---- DATASET CONTENT

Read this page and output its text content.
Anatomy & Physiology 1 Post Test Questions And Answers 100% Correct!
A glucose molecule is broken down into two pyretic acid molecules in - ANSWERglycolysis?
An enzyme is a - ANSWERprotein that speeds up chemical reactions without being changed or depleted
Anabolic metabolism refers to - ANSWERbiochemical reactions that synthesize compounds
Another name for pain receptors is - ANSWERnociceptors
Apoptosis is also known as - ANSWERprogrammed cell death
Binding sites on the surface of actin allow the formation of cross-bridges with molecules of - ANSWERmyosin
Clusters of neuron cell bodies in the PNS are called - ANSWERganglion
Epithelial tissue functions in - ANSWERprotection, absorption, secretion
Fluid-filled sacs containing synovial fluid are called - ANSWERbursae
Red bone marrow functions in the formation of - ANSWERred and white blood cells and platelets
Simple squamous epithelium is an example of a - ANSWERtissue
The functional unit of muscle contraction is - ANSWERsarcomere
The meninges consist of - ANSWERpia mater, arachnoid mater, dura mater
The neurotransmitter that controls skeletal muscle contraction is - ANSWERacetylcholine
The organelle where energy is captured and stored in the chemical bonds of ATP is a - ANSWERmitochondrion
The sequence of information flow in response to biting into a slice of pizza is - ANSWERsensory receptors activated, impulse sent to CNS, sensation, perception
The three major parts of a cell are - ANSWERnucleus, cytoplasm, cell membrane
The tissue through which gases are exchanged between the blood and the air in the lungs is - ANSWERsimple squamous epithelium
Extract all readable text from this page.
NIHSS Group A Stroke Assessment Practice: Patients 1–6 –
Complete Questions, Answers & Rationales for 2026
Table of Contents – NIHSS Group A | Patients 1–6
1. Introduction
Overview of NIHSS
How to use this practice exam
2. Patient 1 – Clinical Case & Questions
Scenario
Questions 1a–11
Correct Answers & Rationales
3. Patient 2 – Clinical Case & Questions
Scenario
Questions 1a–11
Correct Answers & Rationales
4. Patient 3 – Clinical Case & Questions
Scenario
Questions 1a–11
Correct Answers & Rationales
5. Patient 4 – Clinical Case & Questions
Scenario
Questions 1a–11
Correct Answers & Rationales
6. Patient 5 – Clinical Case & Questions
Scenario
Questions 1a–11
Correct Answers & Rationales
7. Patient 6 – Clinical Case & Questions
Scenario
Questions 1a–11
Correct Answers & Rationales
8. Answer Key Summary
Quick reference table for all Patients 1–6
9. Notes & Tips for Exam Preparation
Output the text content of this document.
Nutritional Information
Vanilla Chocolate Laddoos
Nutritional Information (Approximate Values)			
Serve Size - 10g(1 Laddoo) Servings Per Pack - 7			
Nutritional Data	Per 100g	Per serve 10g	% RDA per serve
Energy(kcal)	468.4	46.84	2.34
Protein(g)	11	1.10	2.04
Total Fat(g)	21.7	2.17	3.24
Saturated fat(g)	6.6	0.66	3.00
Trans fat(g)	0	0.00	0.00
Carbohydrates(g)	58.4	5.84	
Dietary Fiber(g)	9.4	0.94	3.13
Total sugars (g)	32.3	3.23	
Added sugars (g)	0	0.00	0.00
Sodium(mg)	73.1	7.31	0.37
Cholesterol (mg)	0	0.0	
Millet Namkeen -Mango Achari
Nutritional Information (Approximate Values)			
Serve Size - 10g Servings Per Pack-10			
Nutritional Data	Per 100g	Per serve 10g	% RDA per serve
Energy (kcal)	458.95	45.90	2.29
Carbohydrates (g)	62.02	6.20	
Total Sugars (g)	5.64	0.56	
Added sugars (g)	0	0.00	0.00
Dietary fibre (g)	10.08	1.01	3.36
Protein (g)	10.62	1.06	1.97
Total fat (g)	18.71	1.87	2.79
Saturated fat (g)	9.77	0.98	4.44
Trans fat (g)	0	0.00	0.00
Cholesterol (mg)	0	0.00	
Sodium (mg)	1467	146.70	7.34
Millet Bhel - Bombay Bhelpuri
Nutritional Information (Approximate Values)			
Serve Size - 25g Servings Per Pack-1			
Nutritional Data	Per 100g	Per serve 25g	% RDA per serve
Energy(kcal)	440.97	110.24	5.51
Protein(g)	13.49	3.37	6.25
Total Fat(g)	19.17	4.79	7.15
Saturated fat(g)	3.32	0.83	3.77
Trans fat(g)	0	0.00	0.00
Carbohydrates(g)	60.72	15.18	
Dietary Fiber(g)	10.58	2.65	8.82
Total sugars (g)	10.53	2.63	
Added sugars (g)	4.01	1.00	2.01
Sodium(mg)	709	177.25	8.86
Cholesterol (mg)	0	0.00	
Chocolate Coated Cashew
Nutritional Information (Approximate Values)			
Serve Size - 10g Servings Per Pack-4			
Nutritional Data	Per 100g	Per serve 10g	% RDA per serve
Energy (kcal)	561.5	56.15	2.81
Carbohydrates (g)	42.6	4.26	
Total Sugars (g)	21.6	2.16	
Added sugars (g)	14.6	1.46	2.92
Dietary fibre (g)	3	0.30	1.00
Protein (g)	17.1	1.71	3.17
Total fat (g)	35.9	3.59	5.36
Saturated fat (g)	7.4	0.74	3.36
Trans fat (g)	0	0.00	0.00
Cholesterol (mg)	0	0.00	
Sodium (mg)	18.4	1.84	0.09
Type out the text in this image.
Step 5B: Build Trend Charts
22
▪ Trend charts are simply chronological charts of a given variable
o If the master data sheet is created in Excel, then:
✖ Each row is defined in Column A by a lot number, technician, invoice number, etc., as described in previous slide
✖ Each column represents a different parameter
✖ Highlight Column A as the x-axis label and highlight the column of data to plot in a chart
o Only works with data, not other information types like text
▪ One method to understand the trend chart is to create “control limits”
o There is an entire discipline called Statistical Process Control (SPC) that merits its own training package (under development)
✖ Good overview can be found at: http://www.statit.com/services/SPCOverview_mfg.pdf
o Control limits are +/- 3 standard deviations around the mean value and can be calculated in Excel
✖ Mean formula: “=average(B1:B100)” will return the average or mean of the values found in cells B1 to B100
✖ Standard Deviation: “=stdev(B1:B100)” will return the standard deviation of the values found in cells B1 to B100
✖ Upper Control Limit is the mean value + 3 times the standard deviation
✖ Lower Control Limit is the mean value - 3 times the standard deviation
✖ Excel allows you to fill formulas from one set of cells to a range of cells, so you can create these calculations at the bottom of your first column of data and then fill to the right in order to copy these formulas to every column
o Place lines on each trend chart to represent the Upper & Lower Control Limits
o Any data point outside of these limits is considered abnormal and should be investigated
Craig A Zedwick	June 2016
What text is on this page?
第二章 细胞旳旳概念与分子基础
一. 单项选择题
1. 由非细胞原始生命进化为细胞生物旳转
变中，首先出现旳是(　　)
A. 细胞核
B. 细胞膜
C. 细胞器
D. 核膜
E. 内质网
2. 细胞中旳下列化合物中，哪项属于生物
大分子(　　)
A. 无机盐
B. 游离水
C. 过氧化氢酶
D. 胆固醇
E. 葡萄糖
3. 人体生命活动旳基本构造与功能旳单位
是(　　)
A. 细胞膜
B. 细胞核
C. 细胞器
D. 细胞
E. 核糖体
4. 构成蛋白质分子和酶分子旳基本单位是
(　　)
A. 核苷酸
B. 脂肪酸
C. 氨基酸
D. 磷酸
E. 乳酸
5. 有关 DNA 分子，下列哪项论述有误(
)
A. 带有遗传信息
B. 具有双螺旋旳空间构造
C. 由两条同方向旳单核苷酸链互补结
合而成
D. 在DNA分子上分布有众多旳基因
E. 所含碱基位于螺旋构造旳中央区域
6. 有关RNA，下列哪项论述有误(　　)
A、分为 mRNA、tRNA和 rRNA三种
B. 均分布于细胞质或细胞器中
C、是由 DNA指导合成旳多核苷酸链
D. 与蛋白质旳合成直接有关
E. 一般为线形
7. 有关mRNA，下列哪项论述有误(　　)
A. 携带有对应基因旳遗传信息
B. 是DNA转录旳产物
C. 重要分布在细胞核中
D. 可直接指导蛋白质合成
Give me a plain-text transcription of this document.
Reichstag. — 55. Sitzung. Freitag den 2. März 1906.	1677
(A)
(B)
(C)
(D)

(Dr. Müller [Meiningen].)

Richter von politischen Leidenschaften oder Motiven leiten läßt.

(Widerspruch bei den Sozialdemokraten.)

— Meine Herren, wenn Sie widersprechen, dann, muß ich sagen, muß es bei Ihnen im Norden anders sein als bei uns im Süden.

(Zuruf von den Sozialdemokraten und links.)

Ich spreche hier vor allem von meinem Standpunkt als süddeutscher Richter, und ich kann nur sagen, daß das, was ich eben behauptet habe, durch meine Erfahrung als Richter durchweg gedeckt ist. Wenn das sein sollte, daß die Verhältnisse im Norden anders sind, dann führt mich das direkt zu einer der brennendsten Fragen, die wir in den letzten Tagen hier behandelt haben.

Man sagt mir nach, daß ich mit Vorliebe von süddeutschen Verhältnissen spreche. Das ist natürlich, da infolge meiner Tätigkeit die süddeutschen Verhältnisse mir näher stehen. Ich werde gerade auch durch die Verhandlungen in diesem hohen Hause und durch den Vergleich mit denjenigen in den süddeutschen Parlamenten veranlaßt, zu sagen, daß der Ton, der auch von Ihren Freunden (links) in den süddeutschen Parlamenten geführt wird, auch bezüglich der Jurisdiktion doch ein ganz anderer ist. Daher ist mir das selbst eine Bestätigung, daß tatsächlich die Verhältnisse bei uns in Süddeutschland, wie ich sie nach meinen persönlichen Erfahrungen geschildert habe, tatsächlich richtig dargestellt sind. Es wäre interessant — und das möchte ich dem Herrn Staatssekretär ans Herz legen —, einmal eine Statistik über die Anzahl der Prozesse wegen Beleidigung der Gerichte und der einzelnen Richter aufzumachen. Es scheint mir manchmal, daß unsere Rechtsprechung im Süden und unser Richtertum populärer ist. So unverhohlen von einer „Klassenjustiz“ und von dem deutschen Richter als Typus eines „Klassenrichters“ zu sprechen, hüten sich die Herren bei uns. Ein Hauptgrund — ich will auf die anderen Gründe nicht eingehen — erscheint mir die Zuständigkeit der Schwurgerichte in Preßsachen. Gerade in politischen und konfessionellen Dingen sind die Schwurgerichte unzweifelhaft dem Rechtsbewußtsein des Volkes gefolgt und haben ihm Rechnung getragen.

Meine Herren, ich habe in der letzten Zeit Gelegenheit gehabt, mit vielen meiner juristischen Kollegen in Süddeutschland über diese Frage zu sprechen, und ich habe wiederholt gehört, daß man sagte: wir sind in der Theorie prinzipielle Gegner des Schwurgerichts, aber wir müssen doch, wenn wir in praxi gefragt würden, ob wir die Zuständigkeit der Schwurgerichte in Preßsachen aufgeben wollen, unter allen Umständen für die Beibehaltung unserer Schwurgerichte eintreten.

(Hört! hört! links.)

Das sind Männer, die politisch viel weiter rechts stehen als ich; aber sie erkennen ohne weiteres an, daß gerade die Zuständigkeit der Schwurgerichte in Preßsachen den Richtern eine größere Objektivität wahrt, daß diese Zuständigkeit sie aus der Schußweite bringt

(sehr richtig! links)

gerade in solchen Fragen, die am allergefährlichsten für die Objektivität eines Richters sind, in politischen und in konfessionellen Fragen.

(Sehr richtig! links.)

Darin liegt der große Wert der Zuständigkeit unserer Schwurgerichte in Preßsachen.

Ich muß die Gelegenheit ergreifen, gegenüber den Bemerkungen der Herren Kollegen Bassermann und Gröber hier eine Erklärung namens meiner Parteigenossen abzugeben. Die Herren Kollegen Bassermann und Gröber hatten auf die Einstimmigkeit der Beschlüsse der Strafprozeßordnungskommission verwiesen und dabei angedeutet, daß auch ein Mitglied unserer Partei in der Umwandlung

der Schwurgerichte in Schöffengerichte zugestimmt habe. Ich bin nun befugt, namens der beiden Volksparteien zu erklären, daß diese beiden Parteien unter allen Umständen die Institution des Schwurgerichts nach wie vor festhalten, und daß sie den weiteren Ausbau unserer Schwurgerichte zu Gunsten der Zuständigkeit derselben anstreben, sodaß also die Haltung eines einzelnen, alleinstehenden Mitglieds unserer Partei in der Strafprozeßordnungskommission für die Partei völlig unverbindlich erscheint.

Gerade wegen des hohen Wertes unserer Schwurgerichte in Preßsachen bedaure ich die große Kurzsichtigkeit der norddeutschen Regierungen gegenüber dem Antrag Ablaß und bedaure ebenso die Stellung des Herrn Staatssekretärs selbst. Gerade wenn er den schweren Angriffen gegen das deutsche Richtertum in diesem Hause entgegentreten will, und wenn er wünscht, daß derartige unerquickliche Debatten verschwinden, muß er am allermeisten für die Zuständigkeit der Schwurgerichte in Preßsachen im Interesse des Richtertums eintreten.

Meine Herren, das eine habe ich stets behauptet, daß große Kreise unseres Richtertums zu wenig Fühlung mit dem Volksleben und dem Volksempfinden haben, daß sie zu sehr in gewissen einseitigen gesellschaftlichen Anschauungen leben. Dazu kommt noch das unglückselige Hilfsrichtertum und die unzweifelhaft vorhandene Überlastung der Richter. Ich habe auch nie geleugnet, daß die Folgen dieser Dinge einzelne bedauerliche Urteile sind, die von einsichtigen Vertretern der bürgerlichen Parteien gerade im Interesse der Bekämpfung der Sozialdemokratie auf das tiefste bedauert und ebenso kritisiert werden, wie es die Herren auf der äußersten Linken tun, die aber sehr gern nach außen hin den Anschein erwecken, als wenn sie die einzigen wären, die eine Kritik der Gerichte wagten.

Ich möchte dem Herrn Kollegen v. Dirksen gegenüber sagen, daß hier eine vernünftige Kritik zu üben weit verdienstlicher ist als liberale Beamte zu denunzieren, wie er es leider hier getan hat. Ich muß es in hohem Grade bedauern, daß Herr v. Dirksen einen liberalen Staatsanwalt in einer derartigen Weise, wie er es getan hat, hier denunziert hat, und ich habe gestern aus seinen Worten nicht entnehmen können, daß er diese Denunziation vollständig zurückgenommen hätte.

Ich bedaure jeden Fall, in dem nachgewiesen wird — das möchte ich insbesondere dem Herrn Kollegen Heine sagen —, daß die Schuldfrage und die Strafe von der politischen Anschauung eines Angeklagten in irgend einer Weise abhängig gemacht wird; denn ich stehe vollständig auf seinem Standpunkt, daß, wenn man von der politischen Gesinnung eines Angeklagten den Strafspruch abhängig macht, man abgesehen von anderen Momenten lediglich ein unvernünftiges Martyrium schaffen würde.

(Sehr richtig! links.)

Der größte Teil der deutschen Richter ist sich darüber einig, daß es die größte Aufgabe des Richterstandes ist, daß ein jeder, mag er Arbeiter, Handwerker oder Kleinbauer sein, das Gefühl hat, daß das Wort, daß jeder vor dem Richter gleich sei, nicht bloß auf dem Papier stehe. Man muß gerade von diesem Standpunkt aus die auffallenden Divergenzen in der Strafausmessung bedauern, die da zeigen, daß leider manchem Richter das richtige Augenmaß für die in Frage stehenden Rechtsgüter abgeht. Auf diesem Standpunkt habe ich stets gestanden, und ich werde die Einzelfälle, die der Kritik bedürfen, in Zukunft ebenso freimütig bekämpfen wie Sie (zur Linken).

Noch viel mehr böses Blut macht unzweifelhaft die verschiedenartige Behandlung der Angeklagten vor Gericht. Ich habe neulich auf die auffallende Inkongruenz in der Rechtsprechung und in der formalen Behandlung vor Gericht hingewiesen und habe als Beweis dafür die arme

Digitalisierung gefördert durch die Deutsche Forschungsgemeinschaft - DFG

--------

▸ TASK: Your response should be each line that includes the word "return", copied from the records.

▸ WRITTEN REPLY:
✖ Mean formula: “=average(B1:B100)” will return the average or mean of the values found in cells B1 to B100
✖ Standard Deviation: “=stdev(B1:B100)” will return the standard deviation of the values found in cells B1 to B100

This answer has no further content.